What this task involves: Print all of the data exactly.

[Stored items]
--

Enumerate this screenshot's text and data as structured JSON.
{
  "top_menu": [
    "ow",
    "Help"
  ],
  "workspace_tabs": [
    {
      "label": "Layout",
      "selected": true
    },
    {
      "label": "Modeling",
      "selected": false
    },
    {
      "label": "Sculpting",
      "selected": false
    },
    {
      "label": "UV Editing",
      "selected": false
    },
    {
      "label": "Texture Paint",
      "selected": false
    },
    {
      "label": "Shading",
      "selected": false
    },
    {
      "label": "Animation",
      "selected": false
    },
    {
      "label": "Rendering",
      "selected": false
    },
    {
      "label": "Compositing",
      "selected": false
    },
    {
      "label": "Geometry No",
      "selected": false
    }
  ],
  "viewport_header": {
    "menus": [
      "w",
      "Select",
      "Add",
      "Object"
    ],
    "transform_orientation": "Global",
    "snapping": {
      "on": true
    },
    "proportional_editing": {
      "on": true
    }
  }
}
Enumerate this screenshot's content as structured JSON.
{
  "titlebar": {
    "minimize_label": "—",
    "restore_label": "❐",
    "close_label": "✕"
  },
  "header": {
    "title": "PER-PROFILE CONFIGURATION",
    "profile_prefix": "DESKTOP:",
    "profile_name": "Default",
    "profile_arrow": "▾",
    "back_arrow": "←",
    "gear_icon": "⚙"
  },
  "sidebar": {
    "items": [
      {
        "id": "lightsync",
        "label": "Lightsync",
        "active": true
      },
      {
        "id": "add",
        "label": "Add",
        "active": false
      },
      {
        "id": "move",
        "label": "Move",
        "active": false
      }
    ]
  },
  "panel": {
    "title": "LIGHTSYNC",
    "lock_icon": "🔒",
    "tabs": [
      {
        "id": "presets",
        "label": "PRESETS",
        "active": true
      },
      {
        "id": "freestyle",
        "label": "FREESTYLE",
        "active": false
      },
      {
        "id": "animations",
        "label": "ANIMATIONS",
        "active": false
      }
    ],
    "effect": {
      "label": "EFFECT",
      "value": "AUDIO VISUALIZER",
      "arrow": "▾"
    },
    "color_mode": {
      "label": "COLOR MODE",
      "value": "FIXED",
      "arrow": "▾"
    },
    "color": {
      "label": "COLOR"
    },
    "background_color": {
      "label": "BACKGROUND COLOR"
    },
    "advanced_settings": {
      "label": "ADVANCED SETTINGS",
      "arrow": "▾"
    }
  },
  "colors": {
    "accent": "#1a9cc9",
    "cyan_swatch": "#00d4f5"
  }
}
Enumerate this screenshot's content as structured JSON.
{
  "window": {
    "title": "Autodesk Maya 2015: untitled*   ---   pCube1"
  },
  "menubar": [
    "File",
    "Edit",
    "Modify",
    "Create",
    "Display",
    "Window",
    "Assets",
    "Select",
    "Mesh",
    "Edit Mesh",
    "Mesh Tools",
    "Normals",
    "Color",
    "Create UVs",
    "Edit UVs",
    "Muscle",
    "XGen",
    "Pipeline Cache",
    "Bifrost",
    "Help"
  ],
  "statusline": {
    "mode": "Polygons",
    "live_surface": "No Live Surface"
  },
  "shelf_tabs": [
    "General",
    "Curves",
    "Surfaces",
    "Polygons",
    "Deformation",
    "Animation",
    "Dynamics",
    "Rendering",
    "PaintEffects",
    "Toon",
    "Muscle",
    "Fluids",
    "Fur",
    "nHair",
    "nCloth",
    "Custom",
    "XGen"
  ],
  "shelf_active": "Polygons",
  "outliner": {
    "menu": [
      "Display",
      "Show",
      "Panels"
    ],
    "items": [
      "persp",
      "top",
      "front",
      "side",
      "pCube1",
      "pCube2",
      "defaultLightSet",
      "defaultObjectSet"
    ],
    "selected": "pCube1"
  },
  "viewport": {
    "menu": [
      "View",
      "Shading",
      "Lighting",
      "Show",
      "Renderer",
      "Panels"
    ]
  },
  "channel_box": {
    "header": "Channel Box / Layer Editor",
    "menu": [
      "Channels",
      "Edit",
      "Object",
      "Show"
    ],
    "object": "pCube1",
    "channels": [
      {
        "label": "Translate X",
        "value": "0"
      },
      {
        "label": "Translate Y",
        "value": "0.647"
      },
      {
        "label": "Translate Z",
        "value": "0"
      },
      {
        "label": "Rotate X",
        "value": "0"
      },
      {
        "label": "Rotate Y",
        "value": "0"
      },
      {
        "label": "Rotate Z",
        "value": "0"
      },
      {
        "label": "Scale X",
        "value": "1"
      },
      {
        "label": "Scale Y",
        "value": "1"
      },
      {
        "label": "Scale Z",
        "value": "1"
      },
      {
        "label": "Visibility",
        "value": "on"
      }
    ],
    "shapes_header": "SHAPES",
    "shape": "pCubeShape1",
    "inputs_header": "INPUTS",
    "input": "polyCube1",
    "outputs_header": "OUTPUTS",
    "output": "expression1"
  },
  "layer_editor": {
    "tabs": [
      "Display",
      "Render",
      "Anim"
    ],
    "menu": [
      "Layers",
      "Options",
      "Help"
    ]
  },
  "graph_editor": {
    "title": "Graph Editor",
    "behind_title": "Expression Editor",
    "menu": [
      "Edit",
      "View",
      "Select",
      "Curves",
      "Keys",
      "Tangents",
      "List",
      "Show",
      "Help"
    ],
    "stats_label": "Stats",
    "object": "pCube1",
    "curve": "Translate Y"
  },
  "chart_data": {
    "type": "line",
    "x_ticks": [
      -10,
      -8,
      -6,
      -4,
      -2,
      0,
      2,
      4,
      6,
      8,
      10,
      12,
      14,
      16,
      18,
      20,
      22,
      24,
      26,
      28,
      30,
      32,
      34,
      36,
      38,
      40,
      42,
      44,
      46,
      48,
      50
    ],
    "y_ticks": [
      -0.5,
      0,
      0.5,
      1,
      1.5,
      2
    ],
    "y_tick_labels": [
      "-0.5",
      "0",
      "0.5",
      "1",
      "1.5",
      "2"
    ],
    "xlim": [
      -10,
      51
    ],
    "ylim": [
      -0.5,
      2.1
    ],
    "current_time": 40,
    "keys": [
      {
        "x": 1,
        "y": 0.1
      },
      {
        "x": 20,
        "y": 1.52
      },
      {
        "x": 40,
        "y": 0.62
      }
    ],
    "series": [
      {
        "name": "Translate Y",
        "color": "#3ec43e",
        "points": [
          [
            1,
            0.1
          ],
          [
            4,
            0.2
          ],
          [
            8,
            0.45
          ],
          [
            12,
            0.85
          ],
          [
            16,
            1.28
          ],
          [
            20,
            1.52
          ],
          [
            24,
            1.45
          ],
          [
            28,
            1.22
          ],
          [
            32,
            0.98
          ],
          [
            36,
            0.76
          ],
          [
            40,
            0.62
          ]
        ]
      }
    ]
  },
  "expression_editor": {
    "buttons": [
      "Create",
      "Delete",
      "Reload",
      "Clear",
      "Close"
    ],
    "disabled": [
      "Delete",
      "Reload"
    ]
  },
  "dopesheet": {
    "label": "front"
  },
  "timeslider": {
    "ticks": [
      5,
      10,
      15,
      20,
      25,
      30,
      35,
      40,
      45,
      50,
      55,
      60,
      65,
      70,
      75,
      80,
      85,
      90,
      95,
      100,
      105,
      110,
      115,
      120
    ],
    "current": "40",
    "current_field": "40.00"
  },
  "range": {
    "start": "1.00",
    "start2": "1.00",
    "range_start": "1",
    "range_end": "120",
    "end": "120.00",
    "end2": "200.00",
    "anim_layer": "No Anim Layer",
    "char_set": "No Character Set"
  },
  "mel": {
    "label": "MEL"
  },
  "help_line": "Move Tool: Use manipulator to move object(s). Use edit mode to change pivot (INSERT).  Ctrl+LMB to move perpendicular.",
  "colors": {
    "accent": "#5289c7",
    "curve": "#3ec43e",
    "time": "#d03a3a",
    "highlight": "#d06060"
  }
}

--

Written solution:
Enumerate this screenshot's text and data as structured JSON.
{
  "top_menu": [
    "ow",
    "Help"
  ],
  "workspace_tabs": [
    {
      "label": "Layout",
      "selected": true
    },
    {
      "label": "Modeling",
      "selected": false
    },
    {
      "label": "Sculpting",
      "selected": false
    },
    {
      "label": "UV Editing",
      "selected": false
    },
    {
      "label": "Texture Paint",
      "selected": false
    },
    {
      "label": "Shading",
      "selected": false
    },
    {
      "label": "Animation",
      "selected": false
    },
    {
      "label": "Rendering",
      "selected": false
    },
    {
      "label": "Compositing",
      "selected": false
    },
    {
      "label": "Geometry No",
      "selected": false
    }
  ],
  "viewport_header": {
    "menus": [
      "w",
      "Select",
      "Add",
      "Object"
    ],
    "transform_orientation": "Global",
    "snapping": {
      "on": true
    },
    "proportional_editing": {
      "on": true
    }
  }
}
Enumerate this screenshot's content as structured JSON.
{
  "titlebar": {
    "minimize_label": "—",
    "restore_label": "❐",
    "close_label": "✕"
  },
  "header": {
    "title": "PER-PROFILE CONFIGURATION",
    "profile_prefix": "DESKTOP:",
    "profile_name": "Default",
    "profile_arrow": "▾",
    "back_arrow": "←",
    "gear_icon": "⚙"
  },
  "sidebar": {
    "items": [
      {
        "id": "lightsync",
        "label": "Lightsync",
        "active": true
      },
      {
        "id": "add",
        "label": "Add",
        "active": false
      },
      {
        "id": "move",
        "label": "Move",
        "active": false
      }
    ]
  },
  "panel": {
    "title": "LIGHTSYNC",
    "lock_icon": "🔒",
    "tabs": [
      {
        "id": "presets",
        "label": "PRESETS",
        "active": true
      },
      {
        "id": "freestyle",
        "label": "FREESTYLE",
        "active": false
      },
      {
        "id": "animations",
        "label": "ANIMATIONS",
        "active": false
      }
    ],
    "effect": {
      "label": "EFFECT",
      "value": "AUDIO VISUALIZER",
      "arrow": "▾"
    },
    "color_mode": {
      "label": "COLOR MODE",
      "value": "FIXED",
      "arrow": "▾"
    },
    "color": {
      "label": "COLOR"
    },
    "background_color": {
      "label": "BACKGROUND COLOR"
    },
    "advanced_settings": {
      "label": "ADVANCED SETTINGS",
      "arrow": "▾"
    }
  },
  "colors": {
    "accent": "#1a9cc9",
    "cyan_swatch": "#00d4f5"
  }
}
Enumerate this screenshot's content as structured JSON.
{
  "window": {
    "title": "Autodesk Maya 2015: untitled*   ---   pCube1"
  },
  "menubar": [
    "File",
    "Edit",
    "Modify",
    "Create",
    "Display",
    "Window",
    "Assets",
    "Select",
    "Mesh",
    "Edit Mesh",
    "Mesh Tools",
    "Normals",
    "Color",
    "Create UVs",
    "Edit UVs",
    "Muscle",
    "XGen",
    "Pipeline Cache",
    "Bifrost",
    "Help"
  ],
  "statusline": {
    "mode": "Polygons",
    "live_surface": "No Live Surface"
  },
  "shelf_tabs": [
    "General",
    "Curves",
    "Surfaces",
    "Polygons",
    "Deformation",
    "Animation",
    "Dynamics",
    "Rendering",
    "PaintEffects",
    "Toon",
    "Muscle",
    "Fluids",
    "Fur",
    "nHair",
    "nCloth",
    "Custom",
    "XGen"
  ],
  "shelf_active": "Polygons",
  "outliner": {
    "menu": [
      "Display",
      "Show",
      "Panels"
    ],
    "items": [
      "persp",
      "top",
      "front",
      "side",
      "pCube1",
      "pCube2",
      "defaultLightSet",
      "defaultObjectSet"
    ],
    "selected": "pCube1"
  },
  "viewport": {
    "menu": [
      "View",
      "Shading",
      "Lighting",
      "Show",
      "Renderer",
      "Panels"
    ]
  },
  "channel_box": {
    "header": "Channel Box / Layer Editor",
    "menu": [
      "Channels",
      "Edit",
      "Object",
      "Show"
    ],
    "object": "pCube1",
    "channels": [
      {
        "label": "Translate X",
        "value": "0"
      },
      {
        "label": "Translate Y",
        "value": "0.647"
      },
      {
        "label": "Translate Z",
        "value": "0"
      },
      {
        "label": "Rotate X",
        "value": "0"
      },
      {
        "label": "Rotate Y",
        "value": "0"
      },
      {
        "label": "Rotate Z",
        "value": "0"
      },
      {
        "label": "Scale X",
        "value": "1"
      },
      {
        "label": "Scale Y",
        "value": "1"
      },
      {
        "label": "Scale Z",
        "value": "1"
      },
      {
        "label": "Visibility",
        "value": "on"
      }
    ],
    "shapes_header": "SHAPES",
    "shape": "pCubeShape1",
    "inputs_header": "INPUTS",
    "input": "polyCube1",
    "outputs_header": "OUTPUTS",
    "output": "expression1"
  },
  "layer_editor": {
    "tabs": [
      "Display",
      "Render",
      "Anim"
    ],
    "menu": [
      "Layers",
      "Options",
      "Help"
    ]
  },
  "graph_editor": {
    "title": "Graph Editor",
    "behind_title": "Expression Editor",
    "menu": [
      "Edit",
      "View",
      "Select",
      "Curves",
      "Keys",
      "Tangents",
      "List",
      "Show",
      "Help"
    ],
    "stats_label": "Stats",
    "object": "pCube1",
    "curve": "Translate Y"
  },
  "chart_data": {
    "type": "line",
    "x_ticks": [
      -10,
      -8,
      -6,
      -4,
      -2,
      0,
      2,
      4,
      6,
      8,
      10,
      12,
      14,
      16,
      18,
      20,
      22,
      24,
      26,
      28,
      30,
      32,
      34,
      36,
      38,
      40,
      42,
      44,
      46,
      48,
      50
    ],
    "y_ticks": [
      -0.5,
      0,
      0.5,
      1,
      1.5,
      2
    ],
    "y_tick_labels": [
      "-0.5",
      "0",
      "0.5",
      "1",
      "1.5",
      "2"
    ],
    "xlim": [
      -10,
      51
    ],
    "ylim": [
      -0.5,
      2.1
    ],
    "current_time": 40,
    "keys": [
      {
        "x": 1,
        "y": 0.1
      },
      {
        "x": 20,
        "y": 1.52
      },
      {
        "x": 40,
        "y": 0.62
      }
    ],
    "series": [
      {
        "name": "Translate Y",
        "color": "#3ec43e",
        "points": [
          [
            1,
            0.1
          ],
          [
            4,
            0.2
          ],
          [
            8,
            0.45
          ],
          [
            12,
            0.85
          ],
          [
            16,
            1.28
          ],
          [
            20,
            1.52
          ],
          [
            24,
            1.45
          ],
          [
            28,
            1.22
          ],
          [
            32,
            0.98
          ],
          [
            36,
            0.76
          ],
          [
            40,
            0.62
          ]
        ]
      }
    ]
  },
  "expression_editor": {
    "buttons": [
      "Create",
      "Delete",
      "Reload",
      "Clear",
      "Close"
    ],
    "disabled": [
      "Delete",
      "Reload"
    ]
  },
  "dopesheet": {
    "label": "front"
  },
  "timeslider": {
    "ticks": [
      5,
      10,
      15,
      20,
      25,
      30,
      35,
      40,
      45,
      50,
      55,
      60,
      65,
      70,
      75,
      80,
      85,
      90,
      95,
      100,
      105,
      110,
      115,
      120
    ],
    "current": "40",
    "current_field": "40.00"
  },
  "range": {
    "start": "1.00",
    "start2": "1.00",
    "range_start": "1",
    "range_end": "120",
    "end": "120.00",
    "end2": "200.00",
    "anim_layer": "No Anim Layer",
    "char_set": "No Character Set"
  },
  "mel": {
    "label": "MEL"
  },
  "help_line": "Move Tool: Use manipulator to move object(s). Use edit mode to change pivot (INSERT).  Ctrl+LMB to move perpendicular.",
  "colors": {
    "accent": "#5289c7",
    "curve": "#3ec43e",
    "time": "#d03a3a",
    "highlight": "#d06060"
  }
}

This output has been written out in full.